▸ **Exercise objective**: Below is a listing; reproduce each line of it exactly.
=== Entries supplied ===
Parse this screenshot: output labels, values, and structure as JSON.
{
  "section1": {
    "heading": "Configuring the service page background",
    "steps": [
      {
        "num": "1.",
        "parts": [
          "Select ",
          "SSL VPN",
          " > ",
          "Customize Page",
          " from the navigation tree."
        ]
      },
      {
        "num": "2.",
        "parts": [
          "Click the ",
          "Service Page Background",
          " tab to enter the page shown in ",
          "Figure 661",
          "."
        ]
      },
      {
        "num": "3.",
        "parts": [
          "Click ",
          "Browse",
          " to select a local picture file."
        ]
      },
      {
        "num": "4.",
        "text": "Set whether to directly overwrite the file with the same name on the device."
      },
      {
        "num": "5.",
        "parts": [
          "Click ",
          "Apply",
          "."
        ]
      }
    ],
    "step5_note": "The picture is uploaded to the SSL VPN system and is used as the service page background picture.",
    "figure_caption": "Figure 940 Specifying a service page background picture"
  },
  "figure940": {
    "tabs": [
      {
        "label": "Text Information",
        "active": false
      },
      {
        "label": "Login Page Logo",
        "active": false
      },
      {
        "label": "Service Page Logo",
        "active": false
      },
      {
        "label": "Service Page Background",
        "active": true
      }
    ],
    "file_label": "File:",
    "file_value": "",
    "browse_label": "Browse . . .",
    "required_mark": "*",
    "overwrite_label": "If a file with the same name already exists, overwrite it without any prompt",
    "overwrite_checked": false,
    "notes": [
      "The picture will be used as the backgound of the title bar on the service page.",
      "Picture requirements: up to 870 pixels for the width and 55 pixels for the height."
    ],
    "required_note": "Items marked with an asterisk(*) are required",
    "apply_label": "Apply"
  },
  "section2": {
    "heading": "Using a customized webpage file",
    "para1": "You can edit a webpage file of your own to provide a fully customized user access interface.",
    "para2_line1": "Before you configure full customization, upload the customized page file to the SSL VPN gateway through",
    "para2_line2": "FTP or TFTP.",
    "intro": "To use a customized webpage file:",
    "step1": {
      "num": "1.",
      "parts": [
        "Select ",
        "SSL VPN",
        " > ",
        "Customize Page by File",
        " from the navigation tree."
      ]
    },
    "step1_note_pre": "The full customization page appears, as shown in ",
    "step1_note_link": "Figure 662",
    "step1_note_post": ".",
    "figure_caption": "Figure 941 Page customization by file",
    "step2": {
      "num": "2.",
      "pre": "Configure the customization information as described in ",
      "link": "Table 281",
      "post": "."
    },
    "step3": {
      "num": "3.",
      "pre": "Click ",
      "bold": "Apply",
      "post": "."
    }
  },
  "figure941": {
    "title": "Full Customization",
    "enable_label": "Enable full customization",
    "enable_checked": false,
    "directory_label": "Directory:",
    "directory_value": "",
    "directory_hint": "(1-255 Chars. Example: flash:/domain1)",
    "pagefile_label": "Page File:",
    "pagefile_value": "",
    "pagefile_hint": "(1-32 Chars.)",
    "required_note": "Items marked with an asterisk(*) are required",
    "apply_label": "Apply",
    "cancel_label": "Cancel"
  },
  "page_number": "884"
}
===
▸ **Task response**:
Parse this screenshot: output labels, values, and structure as JSON.
{
  "section1": {
    "heading": "Configuring the service page background",
    "steps": [
      {
        "num": "1.",
        "parts": [
          "Select ",
          "SSL VPN",
          " > ",
          "Customize Page",
          " from the navigation tree."
        ]
      },
      {
        "num": "2.",
        "parts": [
          "Click the ",
          "Service Page Background",
          " tab to enter the page shown in ",
          "Figure 661",
          "."
        ]
      },
      {
        "num": "3.",
        "parts": [
          "Click ",
          "Browse",
          " to select a local picture file."
        ]
      },
      {
        "num": "4.",
        "text": "Set whether to directly overwrite the file with the same name on the device."
      },
      {
        "num": "5.",
        "parts": [
          "Click ",
          "Apply",
          "."
        ]
      }
    ],
    "step5_note": "The picture is uploaded to the SSL VPN system and is used as the service page background picture.",
    "figure_caption": "Figure 940 Specifying a service page background picture"
  },
  "figure940": {
    "tabs": [
      {
        "label": "Text Information",
        "active": false
      },
      {
        "label": "Login Page Logo",
        "active": false
      },
      {
        "label": "Service Page Logo",
        "active": false
      },
      {
        "label": "Service Page Background",
        "active": true
      }
    ],
    "file_label": "File:",
    "file_value": "",
    "browse_label": "Browse . . .",
    "required_mark": "*",
    "overwrite_label": "If a file with the same name already exists, overwrite it without any prompt",
    "overwrite_checked": false,
    "notes": [
      "The picture will be used as the backgound of the title bar on the service page.",
      "Picture requirements: up to 870 pixels for the width and 55 pixels for the height."
    ],
    "required_note": "Items marked with an asterisk(*) are required",
    "apply_label": "Apply"
  },
  "section2": {
    "heading": "Using a customized webpage file",
    "para1": "You can edit a webpage file of your own to provide a fully customized user access interface.",
    "para2_line1": "Before you configure full customization, upload the customized page file to the SSL VPN gateway through",
    "para2_line2": "FTP or TFTP.",
    "intro": "To use a customized webpage file:",
    "step1": {
      "num": "1.",
      "parts": [
        "Select ",
        "SSL VPN",
        " > ",
        "Customize Page by File",
        " from the navigation tree."
      ]
    },
    "step1_note_pre": "The full customization page appears, as shown in ",
    "step1_note_link": "Figure 662",
    "step1_note_post": ".",
    "figure_caption": "Figure 941 Page customization by file",
    "step2": {
      "num": "2.",
      "pre": "Configure the customization information as described in ",
      "link": "Table 281",
      "post": "."
    },
    "step3": {
      "num": "3.",
      "pre": "Click ",
      "bold": "Apply",
      "post": "."
    }
  },
  "figure941": {
    "title": "Full Customization",
    "enable_label": "Enable full customization",
    "enable_checked": false,
    "directory_label": "Directory:",
    "directory_value": "",
    "directory_hint": "(1-255 Chars. Example: flash:/domain1)",
    "pagefile_label": "Page File:",
    "pagefile_value": "",
    "pagefile_hint": "(1-32 Chars.)",
    "required_note": "Items marked with an asterisk(*) are required",
    "apply_label": "Apply",
    "cancel_label": "Cancel"
  },
  "page_number": "884"
}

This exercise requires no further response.